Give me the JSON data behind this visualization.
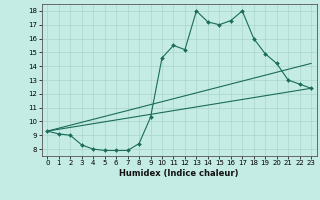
{
  "xlabel": "Humidex (Indice chaleur)",
  "bg_color": "#c5ece4",
  "line_color": "#1a6b5a",
  "grid_color": "#aad4cc",
  "xlim": [
    -0.5,
    23.5
  ],
  "ylim": [
    7.5,
    18.5
  ],
  "yticks": [
    8,
    9,
    10,
    11,
    12,
    13,
    14,
    15,
    16,
    17,
    18
  ],
  "xticks": [
    0,
    1,
    2,
    3,
    4,
    5,
    6,
    7,
    8,
    9,
    10,
    11,
    12,
    13,
    14,
    15,
    16,
    17,
    18,
    19,
    20,
    21,
    22,
    23
  ],
  "line1_x": [
    0,
    1,
    2,
    3,
    4,
    5,
    6,
    7,
    8,
    9,
    10,
    11,
    12,
    13,
    14,
    15,
    16,
    17,
    18,
    19,
    20,
    21,
    22,
    23
  ],
  "line1_y": [
    9.3,
    9.1,
    9.0,
    8.3,
    8.0,
    7.9,
    7.9,
    7.9,
    8.4,
    10.3,
    14.6,
    15.5,
    15.2,
    18.0,
    17.2,
    17.0,
    17.3,
    18.0,
    16.0,
    14.9,
    14.2,
    13.0,
    12.7,
    12.4
  ],
  "line2_x": [
    0,
    23
  ],
  "line2_y": [
    9.3,
    14.2
  ],
  "line3_x": [
    0,
    23
  ],
  "line3_y": [
    9.3,
    12.4
  ],
  "xlabel_fontsize": 6.0,
  "tick_fontsize": 5.0
}
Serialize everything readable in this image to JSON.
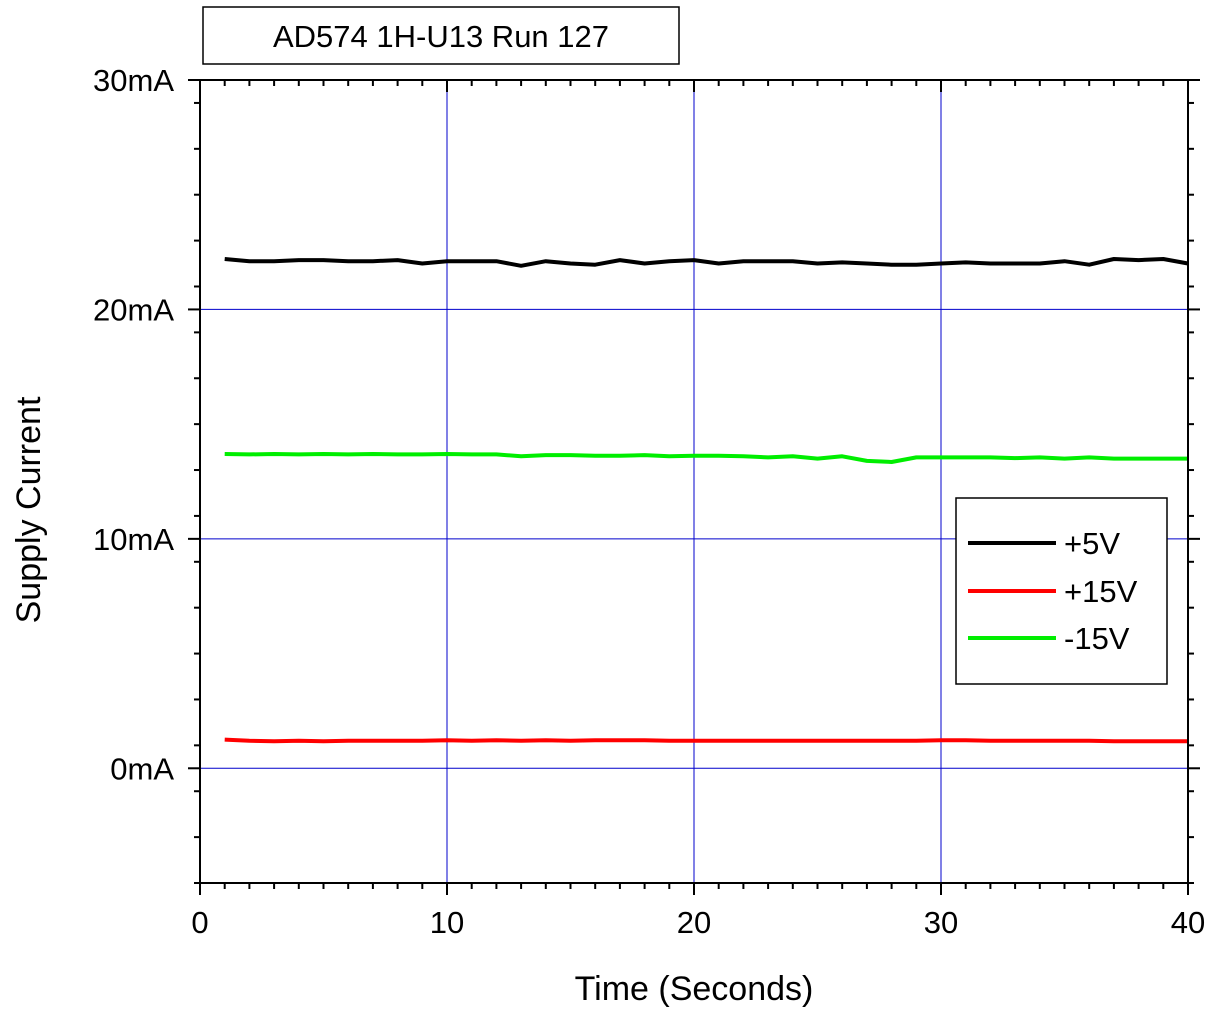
{
  "chart_data": {
    "type": "line",
    "title": "AD574 1H-U13 Run 127",
    "xlabel": "Time (Seconds)",
    "ylabel": "Supply Current",
    "xlim": [
      0,
      40
    ],
    "ylim": [
      -5,
      30
    ],
    "x_ticks": [
      0,
      10,
      20,
      30,
      40
    ],
    "x_tick_labels": [
      "0",
      "10",
      "20",
      "30",
      "40"
    ],
    "y_ticks": [
      0,
      10,
      20,
      30
    ],
    "y_tick_labels": [
      "0mA",
      "10mA",
      "20mA",
      "30mA"
    ],
    "grid": true,
    "legend_position": "right",
    "x": [
      1,
      2,
      3,
      4,
      5,
      6,
      7,
      8,
      9,
      10,
      11,
      12,
      13,
      14,
      15,
      16,
      17,
      18,
      19,
      20,
      21,
      22,
      23,
      24,
      25,
      26,
      27,
      28,
      29,
      30,
      31,
      32,
      33,
      34,
      35,
      36,
      37,
      38,
      39,
      40
    ],
    "series": [
      {
        "name": "+5V",
        "color": "#000000",
        "values": [
          22.2,
          22.1,
          22.1,
          22.15,
          22.15,
          22.1,
          22.1,
          22.15,
          22.0,
          22.1,
          22.1,
          22.1,
          21.9,
          22.1,
          22.0,
          21.95,
          22.15,
          22.0,
          22.1,
          22.15,
          22.0,
          22.1,
          22.1,
          22.1,
          22.0,
          22.05,
          22.0,
          21.95,
          21.95,
          22.0,
          22.05,
          22.0,
          22.0,
          22.0,
          22.1,
          21.95,
          22.2,
          22.15,
          22.2,
          22.0
        ]
      },
      {
        "name": "+15V",
        "color": "#ff0000",
        "values": [
          1.25,
          1.2,
          1.18,
          1.2,
          1.18,
          1.2,
          1.2,
          1.2,
          1.2,
          1.22,
          1.2,
          1.22,
          1.2,
          1.22,
          1.2,
          1.22,
          1.22,
          1.22,
          1.2,
          1.2,
          1.2,
          1.2,
          1.2,
          1.2,
          1.2,
          1.2,
          1.2,
          1.2,
          1.2,
          1.22,
          1.22,
          1.2,
          1.2,
          1.2,
          1.2,
          1.2,
          1.18,
          1.18,
          1.18,
          1.18
        ]
      },
      {
        "name": "-15V",
        "color": "#00ee00",
        "values": [
          13.7,
          13.68,
          13.7,
          13.68,
          13.7,
          13.68,
          13.7,
          13.68,
          13.68,
          13.7,
          13.68,
          13.68,
          13.6,
          13.65,
          13.65,
          13.62,
          13.62,
          13.65,
          13.6,
          13.62,
          13.62,
          13.6,
          13.55,
          13.6,
          13.5,
          13.6,
          13.4,
          13.35,
          13.55,
          13.55,
          13.55,
          13.55,
          13.52,
          13.55,
          13.5,
          13.55,
          13.5,
          13.5,
          13.5,
          13.5
        ]
      }
    ]
  }
}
____________
• Goal of the exercise
Pictures are excluded; copy all other data exactly as shown.

• The result
Give me the JSON data behind this visualization.
{
  "xlabel": "Humidex (Indice chaleur)",
  "bg_color": "#c5ece4",
  "line_color": "#1a6b5a",
  "grid_color": "#aad4cc",
  "xlim": [
    -0.5,
    23.5
  ],
  "ylim": [
    7.5,
    18.5
  ],
  "yticks": [
    8,
    9,
    10,
    11,
    12,
    13,
    14,
    15,
    16,
    17,
    18
  ],
  "xticks": [
    0,
    1,
    2,
    3,
    4,
    5,
    6,
    7,
    8,
    9,
    10,
    11,
    12,
    13,
    14,
    15,
    16,
    17,
    18,
    19,
    20,
    21,
    22,
    23
  ],
  "line1_x": [
    0,
    1,
    2,
    3,
    4,
    5,
    6,
    7,
    8,
    9,
    10,
    11,
    12,
    13,
    14,
    15,
    16,
    17,
    18,
    19,
    20,
    21,
    22,
    23
  ],
  "line1_y": [
    9.3,
    9.1,
    9.0,
    8.3,
    8.0,
    7.9,
    7.9,
    7.9,
    8.4,
    10.3,
    14.6,
    15.5,
    15.2,
    18.0,
    17.2,
    17.0,
    17.3,
    18.0,
    16.0,
    14.9,
    14.2,
    13.0,
    12.7,
    12.4
  ],
  "line2_x": [
    0,
    23
  ],
  "line2_y": [
    9.3,
    14.2
  ],
  "line3_x": [
    0,
    23
  ],
  "line3_y": [
    9.3,
    12.4
  ],
  "xlabel_fontsize": 6.0,
  "tick_fontsize": 5.0
}
Serialize everything readable in this image to JSON.
{
  "chart_data": {
    "type": "line",
    "title": "AD574 1H-U13 Run 127",
    "xlabel": "Time (Seconds)",
    "ylabel": "Supply Current",
    "xlim": [
      0,
      40
    ],
    "ylim": [
      -5,
      30
    ],
    "x_ticks": [
      0,
      10,
      20,
      30,
      40
    ],
    "x_tick_labels": [
      "0",
      "10",
      "20",
      "30",
      "40"
    ],
    "y_ticks": [
      0,
      10,
      20,
      30
    ],
    "y_tick_labels": [
      "0mA",
      "10mA",
      "20mA",
      "30mA"
    ],
    "grid": true,
    "legend_position": "right",
    "x": [
      1,
      2,
      3,
      4,
      5,
      6,
      7,
      8,
      9,
      10,
      11,
      12,
      13,
      14,
      15,
      16,
      17,
      18,
      19,
      20,
      21,
      22,
      23,
      24,
      25,
      26,
      27,
      28,
      29,
      30,
      31,
      32,
      33,
      34,
      35,
      36,
      37,
      38,
      39,
      40
    ],
    "series": [
      {
        "name": "+5V",
        "color": "#000000",
        "values": [
          22.2,
          22.1,
          22.1,
          22.15,
          22.15,
          22.1,
          22.1,
          22.15,
          22.0,
          22.1,
          22.1,
          22.1,
          21.9,
          22.1,
          22.0,
          21.95,
          22.15,
          22.0,
          22.1,
          22.15,
          22.0,
          22.1,
          22.1,
          22.1,
          22.0,
          22.05,
          22.0,
          21.95,
          21.95,
          22.0,
          22.05,
          22.0,
          22.0,
          22.0,
          22.1,
          21.95,
          22.2,
          22.15,
          22.2,
          22.0
        ]
      },
      {
        "name": "+15V",
        "color": "#ff0000",
        "values": [
          1.25,
          1.2,
          1.18,
          1.2,
          1.18,
          1.2,
          1.2,
          1.2,
          1.2,
          1.22,
          1.2,
          1.22,
          1.2,
          1.22,
          1.2,
          1.22,
          1.22,
          1.22,
          1.2,
          1.2,
          1.2,
          1.2,
          1.2,
          1.2,
          1.2,
          1.2,
          1.2,
          1.2,
          1.2,
          1.22,
          1.22,
          1.2,
          1.2,
          1.2,
          1.2,
          1.2,
          1.18,
          1.18,
          1.18,
          1.18
        ]
      },
      {
        "name": "-15V",
        "color": "#00ee00",
        "values": [
          13.7,
          13.68,
          13.7,
          13.68,
          13.7,
          13.68,
          13.7,
          13.68,
          13.68,
          13.7,
          13.68,
          13.68,
          13.6,
          13.65,
          13.65,
          13.62,
          13.62,
          13.65,
          13.6,
          13.62,
          13.62,
          13.6,
          13.55,
          13.6,
          13.5,
          13.6,
          13.4,
          13.35,
          13.55,
          13.55,
          13.55,
          13.55,
          13.52,
          13.55,
          13.5,
          13.55,
          13.5,
          13.5,
          13.5,
          13.5
        ]
      }
    ]
  }
}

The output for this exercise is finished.